**SHORT EXERCISE**
Check each line of the material below, and copy it if it holds the string "ประจำป".

BEGIN RECORDS PROVIDED

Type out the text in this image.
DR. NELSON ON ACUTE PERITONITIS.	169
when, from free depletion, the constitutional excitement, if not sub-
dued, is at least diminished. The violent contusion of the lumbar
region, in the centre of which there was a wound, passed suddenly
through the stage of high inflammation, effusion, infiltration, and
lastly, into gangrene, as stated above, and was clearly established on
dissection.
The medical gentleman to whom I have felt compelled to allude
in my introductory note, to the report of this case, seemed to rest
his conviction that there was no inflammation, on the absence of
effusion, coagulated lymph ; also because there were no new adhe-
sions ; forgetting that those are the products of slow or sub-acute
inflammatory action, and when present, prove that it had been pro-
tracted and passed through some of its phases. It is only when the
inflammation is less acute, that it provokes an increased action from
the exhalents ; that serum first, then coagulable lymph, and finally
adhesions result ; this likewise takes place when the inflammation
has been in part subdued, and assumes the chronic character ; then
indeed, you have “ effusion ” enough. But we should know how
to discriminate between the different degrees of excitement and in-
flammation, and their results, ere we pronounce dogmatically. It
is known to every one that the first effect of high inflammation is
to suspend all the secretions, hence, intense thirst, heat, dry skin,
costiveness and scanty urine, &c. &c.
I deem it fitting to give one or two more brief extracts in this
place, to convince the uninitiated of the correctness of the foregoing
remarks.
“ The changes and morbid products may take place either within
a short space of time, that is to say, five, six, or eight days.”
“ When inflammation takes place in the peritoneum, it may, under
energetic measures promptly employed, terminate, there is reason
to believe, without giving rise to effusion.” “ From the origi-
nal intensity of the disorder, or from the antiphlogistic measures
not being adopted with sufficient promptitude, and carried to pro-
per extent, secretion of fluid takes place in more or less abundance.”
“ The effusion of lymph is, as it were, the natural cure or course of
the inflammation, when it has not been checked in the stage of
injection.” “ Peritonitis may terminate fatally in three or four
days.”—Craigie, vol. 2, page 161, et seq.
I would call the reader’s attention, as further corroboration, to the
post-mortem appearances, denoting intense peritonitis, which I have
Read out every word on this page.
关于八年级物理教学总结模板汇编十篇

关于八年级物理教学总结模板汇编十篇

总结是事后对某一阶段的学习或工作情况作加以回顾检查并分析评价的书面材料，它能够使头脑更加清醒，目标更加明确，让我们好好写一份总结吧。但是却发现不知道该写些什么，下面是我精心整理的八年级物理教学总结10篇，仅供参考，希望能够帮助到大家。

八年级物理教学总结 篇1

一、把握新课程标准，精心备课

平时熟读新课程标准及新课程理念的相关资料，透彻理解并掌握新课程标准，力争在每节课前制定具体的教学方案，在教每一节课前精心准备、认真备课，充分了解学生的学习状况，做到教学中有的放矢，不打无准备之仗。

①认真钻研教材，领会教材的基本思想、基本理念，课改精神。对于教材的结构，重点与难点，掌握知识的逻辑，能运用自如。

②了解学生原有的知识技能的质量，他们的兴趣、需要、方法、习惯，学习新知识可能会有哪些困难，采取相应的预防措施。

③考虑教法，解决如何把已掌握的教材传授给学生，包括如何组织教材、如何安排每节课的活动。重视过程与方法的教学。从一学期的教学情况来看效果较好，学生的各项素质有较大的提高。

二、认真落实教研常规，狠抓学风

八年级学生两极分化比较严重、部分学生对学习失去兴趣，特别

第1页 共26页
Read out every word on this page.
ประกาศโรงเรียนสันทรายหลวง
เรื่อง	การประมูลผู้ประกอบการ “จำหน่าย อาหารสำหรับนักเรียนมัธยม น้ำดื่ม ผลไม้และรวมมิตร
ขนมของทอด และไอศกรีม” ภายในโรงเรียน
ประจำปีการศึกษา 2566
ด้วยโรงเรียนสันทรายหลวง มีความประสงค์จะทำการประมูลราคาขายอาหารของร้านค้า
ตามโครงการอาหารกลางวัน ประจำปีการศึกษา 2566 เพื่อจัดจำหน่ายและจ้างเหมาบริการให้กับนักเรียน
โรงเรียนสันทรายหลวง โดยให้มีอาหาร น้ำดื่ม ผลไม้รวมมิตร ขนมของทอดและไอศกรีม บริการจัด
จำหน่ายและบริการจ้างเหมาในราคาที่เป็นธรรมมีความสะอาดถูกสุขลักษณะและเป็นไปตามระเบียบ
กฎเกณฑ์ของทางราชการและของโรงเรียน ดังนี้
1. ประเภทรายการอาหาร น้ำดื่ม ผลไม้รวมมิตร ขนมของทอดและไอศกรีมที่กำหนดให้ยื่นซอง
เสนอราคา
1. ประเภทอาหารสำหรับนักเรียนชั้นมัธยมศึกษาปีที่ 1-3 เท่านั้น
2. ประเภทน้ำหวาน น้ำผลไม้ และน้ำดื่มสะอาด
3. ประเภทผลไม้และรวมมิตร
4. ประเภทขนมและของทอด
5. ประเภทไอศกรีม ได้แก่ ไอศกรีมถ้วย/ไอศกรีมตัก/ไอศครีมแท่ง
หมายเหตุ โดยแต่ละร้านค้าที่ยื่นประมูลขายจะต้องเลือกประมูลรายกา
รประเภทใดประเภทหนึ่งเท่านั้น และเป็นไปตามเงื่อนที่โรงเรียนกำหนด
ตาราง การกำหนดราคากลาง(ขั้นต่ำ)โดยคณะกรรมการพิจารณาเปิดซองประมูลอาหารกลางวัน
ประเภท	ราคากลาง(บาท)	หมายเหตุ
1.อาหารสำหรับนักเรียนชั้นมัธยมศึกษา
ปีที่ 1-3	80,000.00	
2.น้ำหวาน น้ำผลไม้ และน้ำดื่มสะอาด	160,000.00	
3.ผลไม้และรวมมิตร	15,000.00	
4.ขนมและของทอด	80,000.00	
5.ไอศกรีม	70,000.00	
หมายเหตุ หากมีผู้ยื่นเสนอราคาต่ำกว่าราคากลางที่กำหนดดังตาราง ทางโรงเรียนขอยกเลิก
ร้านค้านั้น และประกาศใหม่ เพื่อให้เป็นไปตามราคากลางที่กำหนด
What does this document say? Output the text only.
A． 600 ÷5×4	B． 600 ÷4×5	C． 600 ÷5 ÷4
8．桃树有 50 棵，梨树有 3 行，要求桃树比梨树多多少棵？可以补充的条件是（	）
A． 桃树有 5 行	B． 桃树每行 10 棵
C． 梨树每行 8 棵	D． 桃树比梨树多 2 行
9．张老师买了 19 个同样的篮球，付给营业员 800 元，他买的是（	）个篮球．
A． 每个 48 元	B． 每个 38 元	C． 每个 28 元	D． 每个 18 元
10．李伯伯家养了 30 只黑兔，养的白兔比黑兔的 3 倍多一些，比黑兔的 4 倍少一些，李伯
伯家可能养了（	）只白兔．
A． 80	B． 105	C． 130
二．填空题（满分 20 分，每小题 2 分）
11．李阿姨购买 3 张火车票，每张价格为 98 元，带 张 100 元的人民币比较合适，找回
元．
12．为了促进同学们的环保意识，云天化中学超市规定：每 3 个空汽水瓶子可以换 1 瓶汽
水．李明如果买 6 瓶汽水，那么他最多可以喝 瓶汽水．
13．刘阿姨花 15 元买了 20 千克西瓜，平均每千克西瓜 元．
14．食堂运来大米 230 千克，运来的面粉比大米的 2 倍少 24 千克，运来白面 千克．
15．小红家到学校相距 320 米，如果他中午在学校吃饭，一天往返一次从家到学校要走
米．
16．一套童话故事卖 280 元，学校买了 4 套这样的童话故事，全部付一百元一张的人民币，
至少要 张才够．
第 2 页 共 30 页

END RECORDS PROVIDED

**EXERCISE SOLUTION**
ประจำปีการศึกษา 2566
ตามโครงการอาหารกลางวัน ประจำปีการศึกษา 2566 เพื่อจัดจำหน่ายและจ้างเหมาบริการให้กับนักเรียน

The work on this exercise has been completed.